Track down every line below that holds "relative" and copy it.
↓↓↓
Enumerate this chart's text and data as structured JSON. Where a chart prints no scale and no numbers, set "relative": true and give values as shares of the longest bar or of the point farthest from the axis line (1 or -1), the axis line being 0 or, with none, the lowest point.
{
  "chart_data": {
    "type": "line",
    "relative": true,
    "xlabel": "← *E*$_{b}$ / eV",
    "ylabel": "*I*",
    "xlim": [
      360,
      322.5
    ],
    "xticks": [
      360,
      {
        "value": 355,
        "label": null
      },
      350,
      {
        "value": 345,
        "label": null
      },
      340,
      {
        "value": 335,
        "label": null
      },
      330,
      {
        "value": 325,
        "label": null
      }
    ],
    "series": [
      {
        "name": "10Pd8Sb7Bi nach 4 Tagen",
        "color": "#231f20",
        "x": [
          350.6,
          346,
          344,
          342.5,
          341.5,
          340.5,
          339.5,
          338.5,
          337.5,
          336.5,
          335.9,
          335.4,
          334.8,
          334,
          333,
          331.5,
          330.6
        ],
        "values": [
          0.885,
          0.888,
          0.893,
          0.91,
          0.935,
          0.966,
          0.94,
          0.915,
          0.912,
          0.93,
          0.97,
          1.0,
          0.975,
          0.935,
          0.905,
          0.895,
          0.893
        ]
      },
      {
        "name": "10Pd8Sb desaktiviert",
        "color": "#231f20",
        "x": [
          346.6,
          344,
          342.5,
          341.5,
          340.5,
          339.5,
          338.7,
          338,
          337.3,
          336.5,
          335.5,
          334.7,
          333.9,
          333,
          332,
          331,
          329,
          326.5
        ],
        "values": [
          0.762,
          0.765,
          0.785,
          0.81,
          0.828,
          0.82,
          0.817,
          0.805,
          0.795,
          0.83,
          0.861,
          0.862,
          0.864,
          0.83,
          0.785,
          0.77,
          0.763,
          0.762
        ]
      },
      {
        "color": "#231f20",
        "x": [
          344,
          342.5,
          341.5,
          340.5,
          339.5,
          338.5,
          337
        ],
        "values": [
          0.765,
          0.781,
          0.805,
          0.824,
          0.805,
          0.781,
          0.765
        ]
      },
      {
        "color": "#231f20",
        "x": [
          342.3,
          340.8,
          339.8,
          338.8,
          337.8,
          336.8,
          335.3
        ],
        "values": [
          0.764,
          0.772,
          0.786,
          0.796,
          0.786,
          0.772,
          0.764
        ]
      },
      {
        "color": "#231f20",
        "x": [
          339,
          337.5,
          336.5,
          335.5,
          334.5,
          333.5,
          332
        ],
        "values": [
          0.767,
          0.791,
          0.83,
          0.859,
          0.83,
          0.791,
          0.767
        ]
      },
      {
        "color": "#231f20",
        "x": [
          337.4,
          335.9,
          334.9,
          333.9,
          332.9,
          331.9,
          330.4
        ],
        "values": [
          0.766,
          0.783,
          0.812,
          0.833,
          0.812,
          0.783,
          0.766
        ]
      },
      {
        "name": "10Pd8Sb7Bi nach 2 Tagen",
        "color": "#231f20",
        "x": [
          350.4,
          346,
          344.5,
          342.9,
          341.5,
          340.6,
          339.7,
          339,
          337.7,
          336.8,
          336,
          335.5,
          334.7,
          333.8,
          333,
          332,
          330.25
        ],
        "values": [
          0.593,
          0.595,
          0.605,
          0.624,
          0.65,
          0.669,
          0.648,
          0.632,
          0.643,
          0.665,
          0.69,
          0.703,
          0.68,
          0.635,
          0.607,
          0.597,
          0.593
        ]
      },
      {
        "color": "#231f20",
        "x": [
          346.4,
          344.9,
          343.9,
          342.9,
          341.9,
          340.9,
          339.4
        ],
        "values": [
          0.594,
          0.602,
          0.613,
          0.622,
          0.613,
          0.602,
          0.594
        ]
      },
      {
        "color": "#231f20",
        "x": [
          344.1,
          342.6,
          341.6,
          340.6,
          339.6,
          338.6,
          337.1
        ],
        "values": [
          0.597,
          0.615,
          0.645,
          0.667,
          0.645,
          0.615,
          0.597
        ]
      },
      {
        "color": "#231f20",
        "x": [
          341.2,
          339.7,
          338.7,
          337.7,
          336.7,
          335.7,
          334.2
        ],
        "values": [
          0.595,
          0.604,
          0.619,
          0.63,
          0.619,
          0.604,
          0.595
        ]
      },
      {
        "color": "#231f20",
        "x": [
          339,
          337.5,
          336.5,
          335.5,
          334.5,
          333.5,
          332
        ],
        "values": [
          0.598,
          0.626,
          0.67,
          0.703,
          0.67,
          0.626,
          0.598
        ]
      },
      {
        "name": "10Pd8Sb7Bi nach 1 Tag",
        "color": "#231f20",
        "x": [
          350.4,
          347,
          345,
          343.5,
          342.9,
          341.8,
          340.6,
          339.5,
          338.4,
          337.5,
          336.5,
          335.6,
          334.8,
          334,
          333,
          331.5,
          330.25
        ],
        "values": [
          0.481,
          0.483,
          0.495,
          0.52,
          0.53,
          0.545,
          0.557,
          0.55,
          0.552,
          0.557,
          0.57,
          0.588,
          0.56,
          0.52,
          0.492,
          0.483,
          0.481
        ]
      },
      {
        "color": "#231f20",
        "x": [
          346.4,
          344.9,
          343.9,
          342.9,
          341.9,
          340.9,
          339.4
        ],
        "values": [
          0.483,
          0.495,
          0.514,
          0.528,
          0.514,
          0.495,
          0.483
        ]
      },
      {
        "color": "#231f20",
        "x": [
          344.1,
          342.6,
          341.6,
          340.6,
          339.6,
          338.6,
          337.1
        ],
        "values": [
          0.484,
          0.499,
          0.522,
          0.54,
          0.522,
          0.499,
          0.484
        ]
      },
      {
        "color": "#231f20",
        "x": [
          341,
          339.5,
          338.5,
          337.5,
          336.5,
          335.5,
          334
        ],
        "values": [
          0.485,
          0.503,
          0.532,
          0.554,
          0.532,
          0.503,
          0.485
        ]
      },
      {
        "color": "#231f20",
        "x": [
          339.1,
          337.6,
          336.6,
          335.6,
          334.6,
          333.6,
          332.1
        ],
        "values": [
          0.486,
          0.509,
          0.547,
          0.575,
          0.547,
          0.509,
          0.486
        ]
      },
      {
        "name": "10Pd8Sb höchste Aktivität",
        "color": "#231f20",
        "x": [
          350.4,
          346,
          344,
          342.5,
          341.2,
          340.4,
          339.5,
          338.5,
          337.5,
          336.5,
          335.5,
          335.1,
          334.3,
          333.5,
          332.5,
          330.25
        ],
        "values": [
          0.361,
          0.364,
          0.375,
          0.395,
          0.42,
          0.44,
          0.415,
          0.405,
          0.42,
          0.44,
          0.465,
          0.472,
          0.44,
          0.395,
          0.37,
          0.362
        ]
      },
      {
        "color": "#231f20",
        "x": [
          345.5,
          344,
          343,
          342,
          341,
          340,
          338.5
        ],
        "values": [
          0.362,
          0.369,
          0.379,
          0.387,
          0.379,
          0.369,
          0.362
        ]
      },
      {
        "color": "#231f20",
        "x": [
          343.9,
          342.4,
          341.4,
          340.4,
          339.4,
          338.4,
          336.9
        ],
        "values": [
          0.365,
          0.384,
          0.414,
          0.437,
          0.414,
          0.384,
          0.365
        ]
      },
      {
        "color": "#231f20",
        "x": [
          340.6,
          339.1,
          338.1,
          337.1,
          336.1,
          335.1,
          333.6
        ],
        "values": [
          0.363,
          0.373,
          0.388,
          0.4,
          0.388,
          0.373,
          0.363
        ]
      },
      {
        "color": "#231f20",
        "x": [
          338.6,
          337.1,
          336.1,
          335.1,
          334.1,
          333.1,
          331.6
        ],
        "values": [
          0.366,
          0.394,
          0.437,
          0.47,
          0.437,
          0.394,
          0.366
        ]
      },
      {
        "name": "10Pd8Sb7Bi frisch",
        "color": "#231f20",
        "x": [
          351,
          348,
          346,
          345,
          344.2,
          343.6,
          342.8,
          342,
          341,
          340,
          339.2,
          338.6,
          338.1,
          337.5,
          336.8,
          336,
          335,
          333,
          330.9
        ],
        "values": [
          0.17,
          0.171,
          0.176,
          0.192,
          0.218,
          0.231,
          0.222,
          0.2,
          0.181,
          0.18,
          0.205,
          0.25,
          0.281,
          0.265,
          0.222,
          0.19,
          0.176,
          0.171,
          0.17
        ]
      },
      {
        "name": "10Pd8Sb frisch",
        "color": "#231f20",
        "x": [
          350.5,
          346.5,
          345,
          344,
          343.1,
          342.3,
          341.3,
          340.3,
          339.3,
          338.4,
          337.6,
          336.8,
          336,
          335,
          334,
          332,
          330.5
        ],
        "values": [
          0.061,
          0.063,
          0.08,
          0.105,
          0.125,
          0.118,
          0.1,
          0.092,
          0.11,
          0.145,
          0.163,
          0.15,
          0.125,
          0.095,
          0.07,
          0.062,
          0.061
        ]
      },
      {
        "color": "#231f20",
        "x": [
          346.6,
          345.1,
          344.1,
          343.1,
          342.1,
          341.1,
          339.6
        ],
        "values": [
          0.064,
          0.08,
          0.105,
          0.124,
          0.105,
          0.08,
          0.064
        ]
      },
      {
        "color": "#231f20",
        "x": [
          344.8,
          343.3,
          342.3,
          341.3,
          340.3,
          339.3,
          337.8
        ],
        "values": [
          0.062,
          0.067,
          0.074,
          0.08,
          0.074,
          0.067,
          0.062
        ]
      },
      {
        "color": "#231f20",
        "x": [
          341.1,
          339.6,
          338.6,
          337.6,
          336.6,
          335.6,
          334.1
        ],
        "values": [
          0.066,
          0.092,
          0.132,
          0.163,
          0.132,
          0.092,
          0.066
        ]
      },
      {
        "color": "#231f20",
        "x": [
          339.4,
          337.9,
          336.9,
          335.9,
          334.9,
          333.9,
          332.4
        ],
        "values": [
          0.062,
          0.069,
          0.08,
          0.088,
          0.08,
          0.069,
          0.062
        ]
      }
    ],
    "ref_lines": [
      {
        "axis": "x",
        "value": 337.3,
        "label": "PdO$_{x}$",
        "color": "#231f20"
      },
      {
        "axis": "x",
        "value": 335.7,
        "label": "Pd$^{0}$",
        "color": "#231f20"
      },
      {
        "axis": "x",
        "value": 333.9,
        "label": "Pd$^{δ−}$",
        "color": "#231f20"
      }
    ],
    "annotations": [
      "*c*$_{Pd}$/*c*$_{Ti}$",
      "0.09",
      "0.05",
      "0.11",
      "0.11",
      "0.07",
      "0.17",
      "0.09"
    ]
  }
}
↑↑↑
Correct response —
Enumerate this chart's text and data as structured JSON. Where a chart prints no scale and no numbers, set "relative": true and give values as shares of the longest bar or of the point farthest from the axis line (1 or -1), the axis line being 0 or, with none, the lowest point.
    "relative": true,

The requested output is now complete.